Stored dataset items
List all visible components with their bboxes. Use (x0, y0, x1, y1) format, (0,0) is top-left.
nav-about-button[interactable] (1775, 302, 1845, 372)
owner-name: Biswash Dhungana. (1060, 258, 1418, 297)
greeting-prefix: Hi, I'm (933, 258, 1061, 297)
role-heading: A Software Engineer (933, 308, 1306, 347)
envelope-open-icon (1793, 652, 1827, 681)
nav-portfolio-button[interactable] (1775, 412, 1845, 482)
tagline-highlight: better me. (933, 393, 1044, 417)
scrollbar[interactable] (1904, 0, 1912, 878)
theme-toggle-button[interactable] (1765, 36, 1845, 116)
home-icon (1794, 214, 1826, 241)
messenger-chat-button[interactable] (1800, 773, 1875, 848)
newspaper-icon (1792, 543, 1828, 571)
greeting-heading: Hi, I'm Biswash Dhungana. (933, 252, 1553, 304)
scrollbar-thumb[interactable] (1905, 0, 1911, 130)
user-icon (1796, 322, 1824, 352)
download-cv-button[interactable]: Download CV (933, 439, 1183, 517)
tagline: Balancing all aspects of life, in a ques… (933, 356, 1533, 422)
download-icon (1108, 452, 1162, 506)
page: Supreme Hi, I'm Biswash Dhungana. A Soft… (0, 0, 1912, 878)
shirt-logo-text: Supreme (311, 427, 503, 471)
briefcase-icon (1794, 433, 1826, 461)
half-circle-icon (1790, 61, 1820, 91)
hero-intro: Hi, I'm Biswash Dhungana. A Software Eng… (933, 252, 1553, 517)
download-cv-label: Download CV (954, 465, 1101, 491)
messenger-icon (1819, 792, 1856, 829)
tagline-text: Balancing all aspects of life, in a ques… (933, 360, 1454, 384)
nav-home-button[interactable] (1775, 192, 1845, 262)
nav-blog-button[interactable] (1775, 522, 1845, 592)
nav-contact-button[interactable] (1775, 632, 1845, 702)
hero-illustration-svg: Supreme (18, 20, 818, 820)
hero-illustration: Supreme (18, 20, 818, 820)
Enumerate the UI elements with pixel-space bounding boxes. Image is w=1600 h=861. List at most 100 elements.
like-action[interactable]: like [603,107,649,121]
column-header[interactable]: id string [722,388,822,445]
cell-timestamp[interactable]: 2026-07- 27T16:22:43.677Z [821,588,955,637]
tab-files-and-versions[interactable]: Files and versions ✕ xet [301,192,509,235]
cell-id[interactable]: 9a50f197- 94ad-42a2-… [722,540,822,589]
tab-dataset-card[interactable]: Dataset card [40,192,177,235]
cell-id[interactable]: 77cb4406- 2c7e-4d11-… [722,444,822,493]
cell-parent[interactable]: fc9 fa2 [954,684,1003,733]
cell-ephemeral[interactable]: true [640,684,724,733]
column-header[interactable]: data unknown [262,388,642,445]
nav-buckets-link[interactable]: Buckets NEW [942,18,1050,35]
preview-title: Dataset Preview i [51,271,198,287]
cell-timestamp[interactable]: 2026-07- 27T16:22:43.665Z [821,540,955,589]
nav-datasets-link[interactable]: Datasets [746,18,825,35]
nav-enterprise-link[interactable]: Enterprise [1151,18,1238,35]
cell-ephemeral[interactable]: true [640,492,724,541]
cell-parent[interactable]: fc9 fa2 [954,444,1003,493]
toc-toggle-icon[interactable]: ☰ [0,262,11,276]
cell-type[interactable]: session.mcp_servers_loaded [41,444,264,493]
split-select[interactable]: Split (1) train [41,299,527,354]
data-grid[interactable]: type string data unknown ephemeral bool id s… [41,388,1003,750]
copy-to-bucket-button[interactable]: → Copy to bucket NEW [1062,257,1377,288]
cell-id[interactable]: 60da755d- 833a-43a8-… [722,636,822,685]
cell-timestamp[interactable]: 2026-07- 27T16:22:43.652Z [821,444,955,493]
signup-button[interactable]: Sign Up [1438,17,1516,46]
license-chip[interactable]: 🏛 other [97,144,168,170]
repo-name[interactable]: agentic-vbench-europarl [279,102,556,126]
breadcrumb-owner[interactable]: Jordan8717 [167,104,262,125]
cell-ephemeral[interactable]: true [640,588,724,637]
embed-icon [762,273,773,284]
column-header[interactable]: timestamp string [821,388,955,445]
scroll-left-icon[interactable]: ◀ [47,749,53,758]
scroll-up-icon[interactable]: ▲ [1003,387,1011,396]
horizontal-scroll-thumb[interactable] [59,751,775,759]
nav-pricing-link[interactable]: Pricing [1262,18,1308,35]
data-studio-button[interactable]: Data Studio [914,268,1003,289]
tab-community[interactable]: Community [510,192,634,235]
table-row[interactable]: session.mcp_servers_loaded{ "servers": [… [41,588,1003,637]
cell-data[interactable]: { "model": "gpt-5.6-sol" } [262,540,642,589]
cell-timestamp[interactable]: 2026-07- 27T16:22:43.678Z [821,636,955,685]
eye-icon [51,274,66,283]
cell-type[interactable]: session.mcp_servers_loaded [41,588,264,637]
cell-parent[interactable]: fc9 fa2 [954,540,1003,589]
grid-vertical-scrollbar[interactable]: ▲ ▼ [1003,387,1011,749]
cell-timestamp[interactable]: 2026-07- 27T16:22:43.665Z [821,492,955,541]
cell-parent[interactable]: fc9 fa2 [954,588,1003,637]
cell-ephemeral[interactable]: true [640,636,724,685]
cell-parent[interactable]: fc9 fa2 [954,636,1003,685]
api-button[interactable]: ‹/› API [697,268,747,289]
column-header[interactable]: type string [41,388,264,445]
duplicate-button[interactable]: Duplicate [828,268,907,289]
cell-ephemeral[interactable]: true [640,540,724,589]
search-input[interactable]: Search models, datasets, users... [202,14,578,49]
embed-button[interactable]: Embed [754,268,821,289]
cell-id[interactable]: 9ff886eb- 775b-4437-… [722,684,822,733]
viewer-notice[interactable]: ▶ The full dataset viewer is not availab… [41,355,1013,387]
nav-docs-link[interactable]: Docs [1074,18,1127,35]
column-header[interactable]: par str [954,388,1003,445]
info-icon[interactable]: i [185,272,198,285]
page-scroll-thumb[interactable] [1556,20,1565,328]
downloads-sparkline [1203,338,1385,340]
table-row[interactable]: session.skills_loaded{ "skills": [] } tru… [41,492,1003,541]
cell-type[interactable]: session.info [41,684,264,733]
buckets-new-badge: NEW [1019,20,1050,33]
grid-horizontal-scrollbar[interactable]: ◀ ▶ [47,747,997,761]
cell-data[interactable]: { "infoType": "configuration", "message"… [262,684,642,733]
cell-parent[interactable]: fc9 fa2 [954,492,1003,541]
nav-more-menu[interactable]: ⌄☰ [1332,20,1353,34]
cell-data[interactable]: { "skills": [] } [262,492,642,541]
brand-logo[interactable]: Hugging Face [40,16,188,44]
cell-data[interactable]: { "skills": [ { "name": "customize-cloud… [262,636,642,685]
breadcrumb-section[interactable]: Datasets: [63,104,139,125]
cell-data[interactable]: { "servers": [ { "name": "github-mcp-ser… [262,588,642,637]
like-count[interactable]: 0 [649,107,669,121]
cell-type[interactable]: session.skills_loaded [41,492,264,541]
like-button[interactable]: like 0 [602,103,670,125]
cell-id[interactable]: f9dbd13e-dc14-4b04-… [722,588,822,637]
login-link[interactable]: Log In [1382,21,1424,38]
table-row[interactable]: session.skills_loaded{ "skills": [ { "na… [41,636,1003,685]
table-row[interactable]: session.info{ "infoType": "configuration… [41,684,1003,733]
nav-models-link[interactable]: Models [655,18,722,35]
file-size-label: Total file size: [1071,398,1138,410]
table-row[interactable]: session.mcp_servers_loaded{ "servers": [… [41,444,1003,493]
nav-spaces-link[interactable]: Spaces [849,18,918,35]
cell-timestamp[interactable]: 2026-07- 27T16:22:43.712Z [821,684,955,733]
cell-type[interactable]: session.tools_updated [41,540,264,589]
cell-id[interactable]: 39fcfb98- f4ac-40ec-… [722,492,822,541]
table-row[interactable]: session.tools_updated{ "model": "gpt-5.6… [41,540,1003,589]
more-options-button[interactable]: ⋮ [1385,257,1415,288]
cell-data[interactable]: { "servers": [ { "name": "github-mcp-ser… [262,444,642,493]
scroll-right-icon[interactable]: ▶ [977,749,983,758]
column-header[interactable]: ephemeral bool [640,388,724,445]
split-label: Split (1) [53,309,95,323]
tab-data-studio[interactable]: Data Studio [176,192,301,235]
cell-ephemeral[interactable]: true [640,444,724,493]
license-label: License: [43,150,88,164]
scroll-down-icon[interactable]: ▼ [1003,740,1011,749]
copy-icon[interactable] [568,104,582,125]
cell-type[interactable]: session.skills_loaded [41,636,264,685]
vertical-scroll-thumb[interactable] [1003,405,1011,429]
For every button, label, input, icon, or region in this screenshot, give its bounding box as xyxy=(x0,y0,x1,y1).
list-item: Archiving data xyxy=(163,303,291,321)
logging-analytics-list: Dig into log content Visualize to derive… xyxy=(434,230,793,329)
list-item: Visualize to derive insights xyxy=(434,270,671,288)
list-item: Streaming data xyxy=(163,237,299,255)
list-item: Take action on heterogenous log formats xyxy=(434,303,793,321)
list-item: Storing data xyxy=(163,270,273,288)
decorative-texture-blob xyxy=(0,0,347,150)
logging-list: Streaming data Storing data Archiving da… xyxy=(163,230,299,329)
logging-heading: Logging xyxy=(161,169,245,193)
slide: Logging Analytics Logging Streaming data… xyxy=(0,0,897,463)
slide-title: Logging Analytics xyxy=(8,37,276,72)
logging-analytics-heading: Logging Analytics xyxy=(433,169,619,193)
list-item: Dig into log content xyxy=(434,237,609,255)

## [GIVEN REQUEST]
Starting at the first of the rows and ending with the line that contains "greeting-prefix: Hi, I'm", write those lines as a numbered list, leaving out any blank lines.

## [SOLUTION TO THIS TASK]
1. List all visible components with their bboxes. Use (x0, y0, x1, y1) format, (0,0) is top-left.
2. nav-about-button[interactable] (1775, 302, 1845, 372)
3. owner-name: Biswash Dhungana. (1060, 258, 1418, 297)
4. greeting-prefix: Hi, I'm (933, 258, 1061, 297)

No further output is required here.